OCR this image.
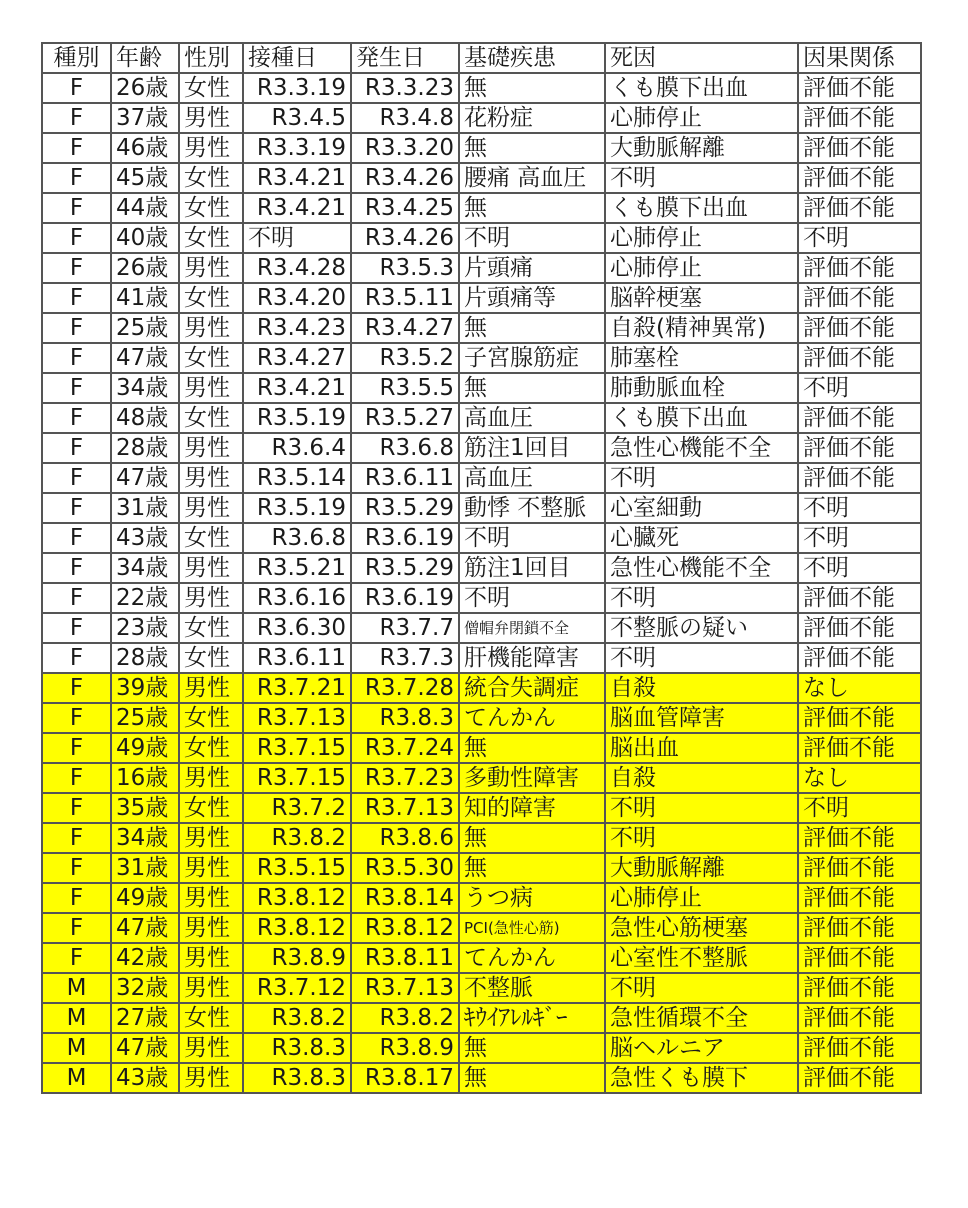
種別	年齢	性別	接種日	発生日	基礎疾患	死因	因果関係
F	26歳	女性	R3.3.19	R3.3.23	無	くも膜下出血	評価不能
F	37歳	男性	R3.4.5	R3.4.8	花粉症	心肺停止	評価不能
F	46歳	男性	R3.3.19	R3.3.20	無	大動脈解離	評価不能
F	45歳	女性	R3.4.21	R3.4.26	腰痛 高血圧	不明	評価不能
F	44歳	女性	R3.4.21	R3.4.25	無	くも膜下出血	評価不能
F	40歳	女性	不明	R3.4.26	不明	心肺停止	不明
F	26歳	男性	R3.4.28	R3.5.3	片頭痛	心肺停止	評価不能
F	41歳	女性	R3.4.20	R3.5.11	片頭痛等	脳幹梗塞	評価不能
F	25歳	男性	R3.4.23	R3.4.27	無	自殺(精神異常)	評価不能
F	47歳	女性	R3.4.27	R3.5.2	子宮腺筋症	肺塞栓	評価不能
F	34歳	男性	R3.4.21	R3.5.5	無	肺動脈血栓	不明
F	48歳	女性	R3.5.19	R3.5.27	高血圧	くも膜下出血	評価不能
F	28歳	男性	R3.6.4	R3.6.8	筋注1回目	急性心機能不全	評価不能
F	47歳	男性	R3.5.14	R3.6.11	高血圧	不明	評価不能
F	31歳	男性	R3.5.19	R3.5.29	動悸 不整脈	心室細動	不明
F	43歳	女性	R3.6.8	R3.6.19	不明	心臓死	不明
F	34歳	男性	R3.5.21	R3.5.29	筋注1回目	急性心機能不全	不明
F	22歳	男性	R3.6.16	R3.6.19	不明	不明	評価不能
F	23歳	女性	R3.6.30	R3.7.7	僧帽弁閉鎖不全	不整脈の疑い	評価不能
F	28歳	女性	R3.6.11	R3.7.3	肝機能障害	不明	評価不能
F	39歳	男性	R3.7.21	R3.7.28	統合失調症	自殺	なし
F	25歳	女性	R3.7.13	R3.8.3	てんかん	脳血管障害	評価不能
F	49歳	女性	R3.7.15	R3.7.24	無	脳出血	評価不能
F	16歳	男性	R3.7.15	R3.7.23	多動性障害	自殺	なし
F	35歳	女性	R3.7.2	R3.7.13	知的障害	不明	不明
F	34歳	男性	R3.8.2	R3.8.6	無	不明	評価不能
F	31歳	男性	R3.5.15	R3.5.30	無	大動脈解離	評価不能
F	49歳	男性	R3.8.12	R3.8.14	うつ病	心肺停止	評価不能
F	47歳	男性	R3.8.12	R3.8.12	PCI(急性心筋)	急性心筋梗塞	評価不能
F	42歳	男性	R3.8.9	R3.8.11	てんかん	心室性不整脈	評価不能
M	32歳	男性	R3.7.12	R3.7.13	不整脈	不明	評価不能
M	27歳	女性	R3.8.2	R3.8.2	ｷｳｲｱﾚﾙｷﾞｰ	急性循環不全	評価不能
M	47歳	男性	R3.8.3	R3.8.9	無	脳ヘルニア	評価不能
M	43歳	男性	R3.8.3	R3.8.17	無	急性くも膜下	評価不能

# # # #

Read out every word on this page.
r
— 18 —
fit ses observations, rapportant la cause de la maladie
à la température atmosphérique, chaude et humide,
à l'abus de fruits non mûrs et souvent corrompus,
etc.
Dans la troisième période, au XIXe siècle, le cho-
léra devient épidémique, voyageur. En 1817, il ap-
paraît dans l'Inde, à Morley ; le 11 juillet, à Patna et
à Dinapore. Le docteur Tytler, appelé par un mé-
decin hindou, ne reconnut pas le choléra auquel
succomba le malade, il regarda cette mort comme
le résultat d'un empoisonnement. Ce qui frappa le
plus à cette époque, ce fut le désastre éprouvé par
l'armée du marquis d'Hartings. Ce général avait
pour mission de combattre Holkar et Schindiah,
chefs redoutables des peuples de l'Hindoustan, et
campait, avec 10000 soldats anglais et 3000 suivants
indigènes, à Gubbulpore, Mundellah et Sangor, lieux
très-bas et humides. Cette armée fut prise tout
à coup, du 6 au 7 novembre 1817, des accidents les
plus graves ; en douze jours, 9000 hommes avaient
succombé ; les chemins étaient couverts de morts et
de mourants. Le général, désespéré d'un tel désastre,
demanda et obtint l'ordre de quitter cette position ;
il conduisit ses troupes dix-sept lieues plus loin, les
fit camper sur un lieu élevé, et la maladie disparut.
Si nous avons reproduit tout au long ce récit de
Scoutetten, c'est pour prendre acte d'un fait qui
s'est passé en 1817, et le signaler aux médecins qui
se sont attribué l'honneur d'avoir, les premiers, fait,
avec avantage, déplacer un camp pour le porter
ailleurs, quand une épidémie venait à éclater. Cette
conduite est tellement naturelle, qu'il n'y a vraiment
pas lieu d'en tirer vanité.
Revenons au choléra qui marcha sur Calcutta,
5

# # # #

**Written problem**
Identify each line of the material where the word "maladie" shows up, and copy it.

**Full output**
fit ses observations, rapportant la cause de la maladie
fit camper sur un lieu élevé, et la maladie disparut.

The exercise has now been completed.